*** RECORDS TO USE ***
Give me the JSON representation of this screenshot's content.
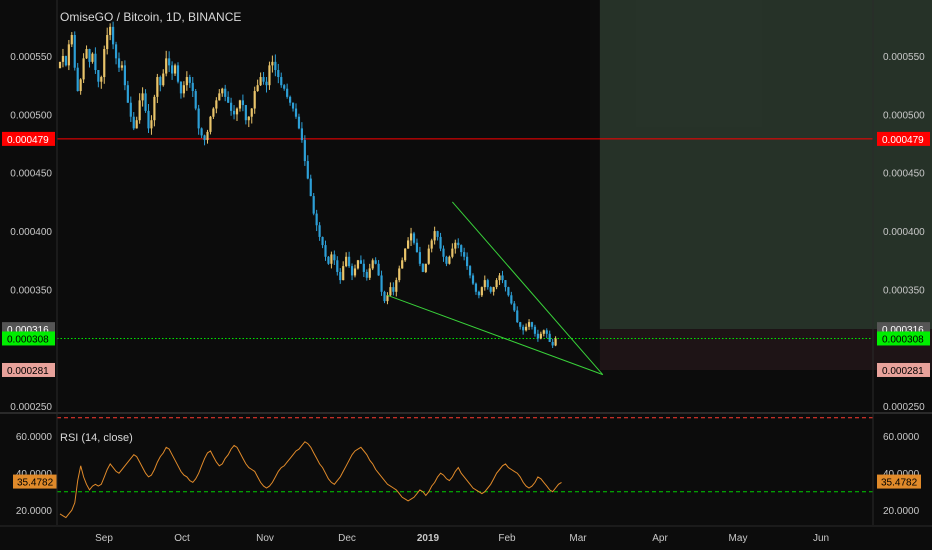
{
  "chart_title": "OmiseGO / Bitcoin, 1D, BINANCE",
  "colors": {
    "background": "#0c0c0c",
    "up_candle": "#e9c46a",
    "down_candle": "#2d9fd6",
    "red_line": "#ff0000",
    "green_line": "#00e600",
    "wedge": "#39d13a",
    "target_zone": "#2c3a2e",
    "stop_zone": "#1e1416",
    "rsi_line": "#e08a2a",
    "rsi_upper": "#ff3b30",
    "rsi_lower": "#00cc00",
    "axis_text": "#c8c8c8"
  },
  "chart_data": [
    {
      "type": "candlestick",
      "title": "OmiseGO / Bitcoin, 1D, BINANCE",
      "ylim": [
        0.000245,
        0.000598
      ],
      "y_ticks": [
        "0.000550",
        "0.000500",
        "0.000450",
        "0.000400",
        "0.000350",
        "0.000250"
      ],
      "x_ticks": [
        "Sep",
        "Oct",
        "Nov",
        "Dec",
        "2019",
        "Feb",
        "Mar",
        "Apr",
        "May",
        "Jun"
      ],
      "price_markers": [
        {
          "label": "0.000479",
          "value": 0.000479,
          "color": "#ff0000",
          "text_color": "#ffffff"
        },
        {
          "label": "0.000316",
          "value": 0.000316,
          "color": "#555555",
          "text_color": "#ffffff"
        },
        {
          "label": "0.000308",
          "value": 0.000308,
          "color": "#00ee00",
          "text_color": "#000000"
        },
        {
          "label": "0.000281",
          "value": 0.000281,
          "color": "#e8a29b",
          "text_color": "#000000"
        }
      ],
      "horizontal_lines": [
        {
          "value": 0.000479,
          "style": "solid",
          "color": "#ff0000"
        },
        {
          "value": 0.000308,
          "style": "dotted",
          "color": "#00e600"
        }
      ],
      "trend_lines": [
        {
          "from": [
            133,
            0.000425
          ],
          "to": [
            184,
            0.000277
          ]
        },
        {
          "from": [
            111,
            0.000345
          ],
          "to": [
            184,
            0.000277
          ]
        }
      ],
      "target_box": {
        "x_from": 183,
        "x_to": 301,
        "top": 0.000598,
        "bottom": 0.000316
      },
      "stop_box": {
        "x_from": 183,
        "x_to": 301,
        "top": 0.000316,
        "bottom": 0.000281
      },
      "series": [
        {
          "name": "price",
          "closes": [
            0.000545,
            0.00055,
            0.000542,
            0.00056,
            0.000568,
            0.00054,
            0.00052,
            0.00053,
            0.000548,
            0.000556,
            0.000545,
            0.000552,
            0.000538,
            0.000528,
            0.000532,
            0.000556,
            0.000568,
            0.000575,
            0.00056,
            0.000548,
            0.00054,
            0.000542,
            0.000525,
            0.00051,
            0.000498,
            0.000488,
            0.000495,
            0.000512,
            0.000518,
            0.000503,
            0.000488,
            0.000495,
            0.000515,
            0.000532,
            0.000525,
            0.000535,
            0.000548,
            0.000542,
            0.000535,
            0.000542,
            0.000528,
            0.000518,
            0.000525,
            0.000532,
            0.000527,
            0.00052,
            0.000505,
            0.000488,
            0.000482,
            0.000478,
            0.000485,
            0.000498,
            0.000505,
            0.000512,
            0.000518,
            0.000522,
            0.000515,
            0.00051,
            0.000503,
            0.0005,
            0.000505,
            0.000512,
            0.000508,
            0.000495,
            0.000498,
            0.000505,
            0.00052,
            0.000525,
            0.000532,
            0.000528,
            0.000525,
            0.000542,
            0.000545,
            0.000538,
            0.000532,
            0.000525,
            0.000522,
            0.000515,
            0.00051,
            0.000505,
            0.000498,
            0.000488,
            0.000478,
            0.00046,
            0.000445,
            0.00043,
            0.000415,
            0.000405,
            0.000395,
            0.000388,
            0.000378,
            0.000372,
            0.00038,
            0.000375,
            0.000365,
            0.000358,
            0.00037,
            0.000378,
            0.00037,
            0.000362,
            0.000368,
            0.000375,
            0.000372,
            0.000365,
            0.00036,
            0.000368,
            0.000375,
            0.000372,
            0.000362,
            0.000348,
            0.00034,
            0.000345,
            0.000352,
            0.000348,
            0.000358,
            0.000368,
            0.000375,
            0.000385,
            0.000392,
            0.000398,
            0.00039,
            0.000382,
            0.000372,
            0.000365,
            0.000372,
            0.000385,
            0.000392,
            0.0004,
            0.000395,
            0.000385,
            0.000378,
            0.000372,
            0.000378,
            0.000385,
            0.00039,
            0.000388,
            0.000382,
            0.000378,
            0.00037,
            0.000362,
            0.000355,
            0.000348,
            0.000345,
            0.000352,
            0.000358,
            0.000352,
            0.000348,
            0.000352,
            0.000358,
            0.000362,
            0.000358,
            0.000352,
            0.000345,
            0.000338,
            0.000332,
            0.000322,
            0.000318,
            0.000315,
            0.000318,
            0.000322,
            0.000318,
            0.000312,
            0.000308,
            0.000312,
            0.000315,
            0.000312,
            0.000305,
            0.000302,
            0.000308
          ]
        }
      ]
    },
    {
      "type": "line",
      "title": "RSI (14, close)",
      "ylim": [
        12,
        72
      ],
      "y_ticks": [
        "60.0000",
        "40.0000",
        "20.0000"
      ],
      "levels": [
        {
          "value": 70,
          "style": "dashed"
        },
        {
          "value": 30,
          "style": "dashed"
        }
      ],
      "value_marker": {
        "label": "35.4782",
        "value": 35.4782
      },
      "series": [
        {
          "name": "RSI",
          "values": [
            18,
            17,
            16,
            18,
            20,
            24,
            36,
            44,
            38,
            34,
            31,
            33,
            34,
            33,
            34,
            38,
            42,
            45,
            43,
            41,
            40,
            42,
            44,
            46,
            48,
            50,
            49,
            46,
            43,
            40,
            38,
            39,
            42,
            46,
            49,
            51,
            54,
            53,
            50,
            47,
            44,
            41,
            39,
            38,
            36,
            35,
            37,
            40,
            44,
            48,
            51,
            52,
            49,
            46,
            44,
            45,
            48,
            50,
            53,
            55,
            54,
            51,
            48,
            45,
            43,
            42,
            41,
            38,
            35,
            33,
            32,
            33,
            35,
            38,
            41,
            43,
            44,
            46,
            48,
            50,
            52,
            53,
            55,
            57,
            56,
            54,
            51,
            48,
            45,
            43,
            40,
            37,
            35,
            34,
            36,
            38,
            41,
            44,
            47,
            50,
            52,
            53,
            54,
            52,
            50,
            47,
            45,
            42,
            40,
            38,
            36,
            34,
            33,
            32,
            31,
            29,
            27,
            26,
            25,
            26,
            27,
            29,
            31,
            30,
            28,
            30,
            33,
            35,
            38,
            40,
            39,
            37,
            36,
            38,
            41,
            43,
            40,
            38,
            36,
            34,
            32,
            31,
            30,
            29,
            30,
            32,
            34,
            37,
            40,
            42,
            44,
            45,
            43,
            42,
            41,
            40,
            38,
            35,
            33,
            32,
            33,
            35,
            38,
            37,
            35,
            33,
            31,
            30,
            32,
            34,
            35
          ]
        }
      ]
    }
  ]
}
***
Collect each line holding the string "OmiseGO".

ANSWER BELOW ▸
  "chart_title": "OmiseGO / Bitcoin, 1D, BINANCE",
      "title": "OmiseGO / Bitcoin, 1D, BINANCE",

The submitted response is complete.